[Element data from apps and pages]
[Start of Attachment]

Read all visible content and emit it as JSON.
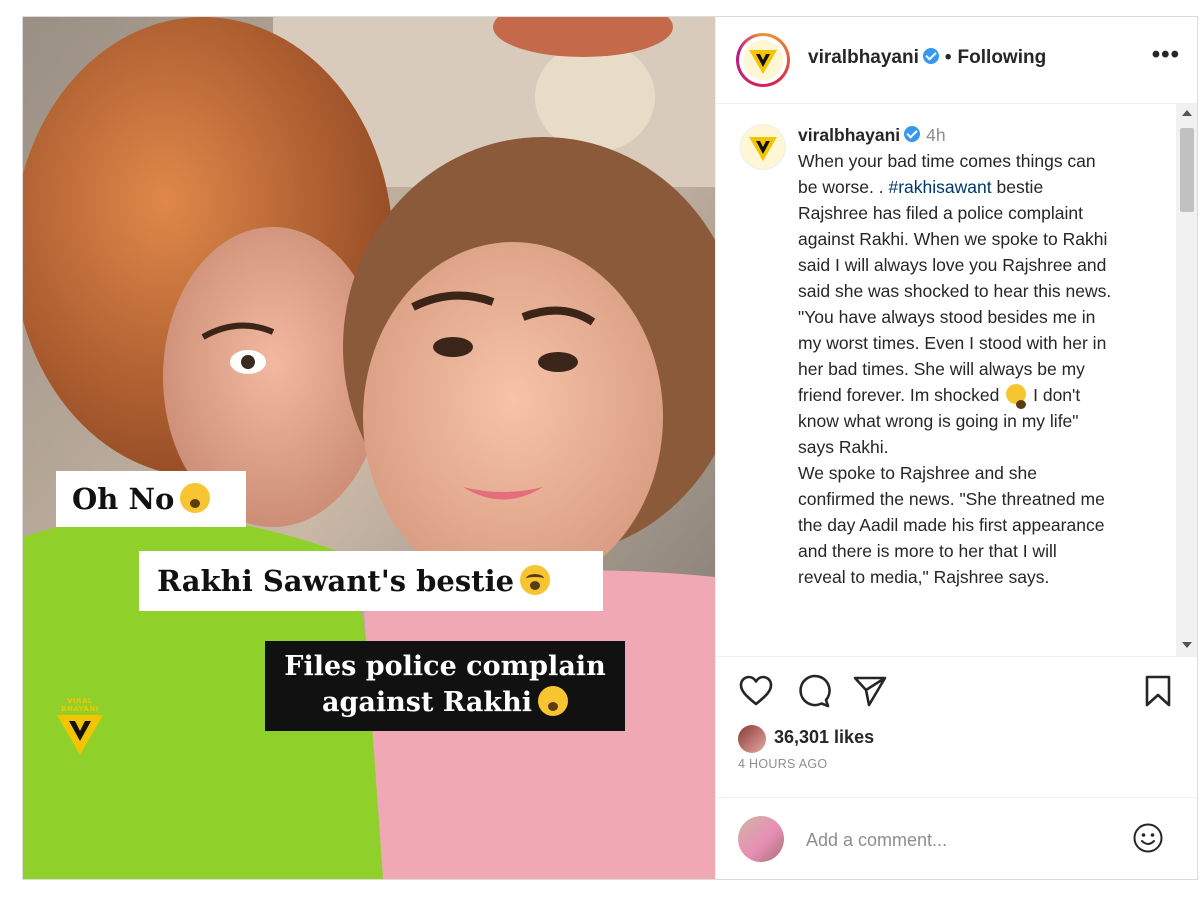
{
  "post": {
    "overlay": {
      "caption1": "Oh No",
      "caption2": "Rakhi Sawant's bestie",
      "caption3_line1": "Files police complain",
      "caption3_line2": "against Rakhi",
      "watermark": "VIRAL BHAYANI"
    }
  },
  "header": {
    "username": "viralbhayani",
    "separator": "•",
    "follow_status": "Following",
    "more": "•••"
  },
  "comment": {
    "username": "viralbhayani",
    "time": "4h",
    "lines": [
      "When your bad time comes things can",
      "be worse. .",
      "Rajshree has filed a police complaint",
      "against Rakhi. When we spoke to Rakhi",
      "said I will always love you Rajshree and",
      "said she was shocked to hear this news.",
      "\"You have always stood besides me in",
      "my worst times. Even I stood with her in",
      "her bad times. She will always be my",
      "friend forever. Im shocked",
      "I don't",
      "know what wrong is going in my life\"",
      "says Rakhi.",
      "We spoke to Rajshree and she",
      "confirmed the news. \"She threatned me",
      "the day Aadil made his first appearance",
      "and there is more to her that I will",
      "reveal to media,\" Rajshree says."
    ],
    "hashtag": "#rakhisawant",
    "after_hashtag": "bestie"
  },
  "actions": {
    "like_icon": "heart-icon",
    "comment_icon": "comment-icon",
    "share_icon": "share-icon",
    "save_icon": "bookmark-icon"
  },
  "likes": {
    "text": "36,301 likes"
  },
  "time_ago": "4 HOURS AGO",
  "comment_input": {
    "placeholder": "Add a comment..."
  },
  "colors": {
    "verified": "#3897f0",
    "hashtag": "#00376b",
    "brand_yellow": "#f5c400"
  }
}
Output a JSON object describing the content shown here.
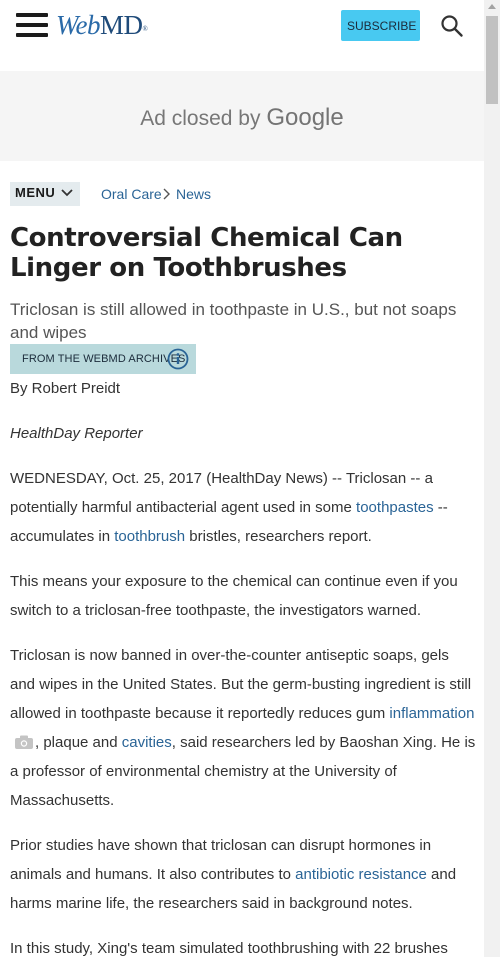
{
  "header": {
    "logo_web": "Web",
    "logo_md": "MD",
    "logo_mark": "®",
    "subscribe_label": "SUBSCRIBE",
    "icons": [
      "hamburger-menu-icon",
      "search-icon"
    ]
  },
  "ad": {
    "text": "Ad closed by",
    "brand": "Google"
  },
  "breadcrumb": {
    "menu_label": "MENU",
    "items": [
      "Oral Care",
      "News"
    ]
  },
  "article": {
    "title": "Controversial Chemical Can Linger on Toothbrushes",
    "subtitle": "Triclosan is still allowed in toothpaste in U.S., but not soaps and wipes",
    "archives_label": "FROM THE WEBMD ARCHIVES",
    "byline": "By Robert Preidt",
    "reporter": "HealthDay Reporter",
    "p1": {
      "a": "WEDNESDAY, Oct. 25, 2017 (HealthDay News) -- Triclosan -- a potentially harmful antibacterial agent used in some ",
      "link1": "toothpastes",
      "b": " -- accumulates in ",
      "link2": "toothbrush",
      "c": " bristles, researchers report."
    },
    "p2": "This means your exposure to the chemical can continue even if you switch to a triclosan-free toothpaste, the investigators warned.",
    "p3": {
      "a": "Triclosan is now banned in over-the-counter antiseptic soaps, gels and wipes in the United States. But the germ-busting ingredient is still allowed in toothpaste because it reportedly reduces gum ",
      "link1": "inflammation",
      "b": ", plaque and ",
      "link2": "cavities",
      "c": ", said researchers led by Baoshan Xing. He is a professor of environmental chemistry at the University of Massachusetts."
    },
    "p4": {
      "a": "Prior studies have shown that triclosan can disrupt hormones in animals and humans. It also contributes to ",
      "link1": "antibiotic resistance",
      "b": " and harms marine life, the researchers said in background notes."
    },
    "p5": "In this study, Xing's team simulated toothbrushing with 22 brushes"
  },
  "colors": {
    "link": "#2a6496",
    "subscribe_bg": "#48c9f1",
    "archives_bg": "#b9d9dc",
    "logo": "#2a6aa8"
  }
}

[End of Attachment]

The output has to match the data above line for line, except that pictures are dropped.

• EXERCISE ANSWER
Read all visible content and emit it as JSON.
{
  "post": {
    "overlay": {
      "caption1": "Oh No",
      "caption2": "Rakhi Sawant's bestie",
      "caption3_line1": "Files police complain",
      "caption3_line2": "against Rakhi",
      "watermark": "VIRAL BHAYANI"
    }
  },
  "header": {
    "username": "viralbhayani",
    "separator": "•",
    "follow_status": "Following",
    "more": "•••"
  },
  "comment": {
    "username": "viralbhayani",
    "time": "4h",
    "lines": [
      "When your bad time comes things can",
      "be worse. .",
      "Rajshree has filed a police complaint",
      "against Rakhi. When we spoke to Rakhi",
      "said I will always love you Rajshree and",
      "said she was shocked to hear this news.",
      "\"You have always stood besides me in",
      "my worst times. Even I stood with her in",
      "her bad times. She will always be my",
      "friend forever. Im shocked",
      "I don't",
      "know what wrong is going in my life\"",
      "says Rakhi.",
      "We spoke to Rajshree and she",
      "confirmed the news. \"She threatned me",
      "the day Aadil made his first appearance",
      "and there is more to her that I will",
      "reveal to media,\" Rajshree says."
    ],
    "hashtag": "#rakhisawant",
    "after_hashtag": "bestie"
  },
  "actions": {
    "like_icon": "heart-icon",
    "comment_icon": "comment-icon",
    "share_icon": "share-icon",
    "save_icon": "bookmark-icon"
  },
  "likes": {
    "text": "36,301 likes"
  },
  "time_ago": "4 HOURS AGO",
  "comment_input": {
    "placeholder": "Add a comment..."
  },
  "colors": {
    "verified": "#3897f0",
    "hashtag": "#00376b",
    "brand_yellow": "#f5c400"
  }
}
Output a JSON object describing the content shown here.
{
  "header": {
    "logo_web": "Web",
    "logo_md": "MD",
    "logo_mark": "®",
    "subscribe_label": "SUBSCRIBE",
    "icons": [
      "hamburger-menu-icon",
      "search-icon"
    ]
  },
  "ad": {
    "text": "Ad closed by",
    "brand": "Google"
  },
  "breadcrumb": {
    "menu_label": "MENU",
    "items": [
      "Oral Care",
      "News"
    ]
  },
  "article": {
    "title": "Controversial Chemical Can Linger on Toothbrushes",
    "subtitle": "Triclosan is still allowed in toothpaste in U.S., but not soaps and wipes",
    "archives_label": "FROM THE WEBMD ARCHIVES",
    "byline": "By Robert Preidt",
    "reporter": "HealthDay Reporter",
    "p1": {
      "a": "WEDNESDAY, Oct. 25, 2017 (HealthDay News) -- Triclosan -- a potentially harmful antibacterial agent used in some ",
      "link1": "toothpastes",
      "b": " -- accumulates in ",
      "link2": "toothbrush",
      "c": " bristles, researchers report."
    },
    "p2": "This means your exposure to the chemical can continue even if you switch to a triclosan-free toothpaste, the investigators warned.",
    "p3": {
      "a": "Triclosan is now banned in over-the-counter antiseptic soaps, gels and wipes in the United States. But the germ-busting ingredient is still allowed in toothpaste because it reportedly reduces gum ",
      "link1": "inflammation",
      "b": ", plaque and ",
      "link2": "cavities",
      "c": ", said researchers led by Baoshan Xing. He is a professor of environmental chemistry at the University of Massachusetts."
    },
    "p4": {
      "a": "Prior studies have shown that triclosan can disrupt hormones in animals and humans. It also contributes to ",
      "link1": "antibiotic resistance",
      "b": " and harms marine life, the researchers said in background notes."
    },
    "p5": "In this study, Xing's team simulated toothbrushing with 22 brushes"
  },
  "colors": {
    "link": "#2a6496",
    "subscribe_bg": "#48c9f1",
    "archives_bg": "#b9d9dc",
    "logo": "#2a6aa8"
  }
}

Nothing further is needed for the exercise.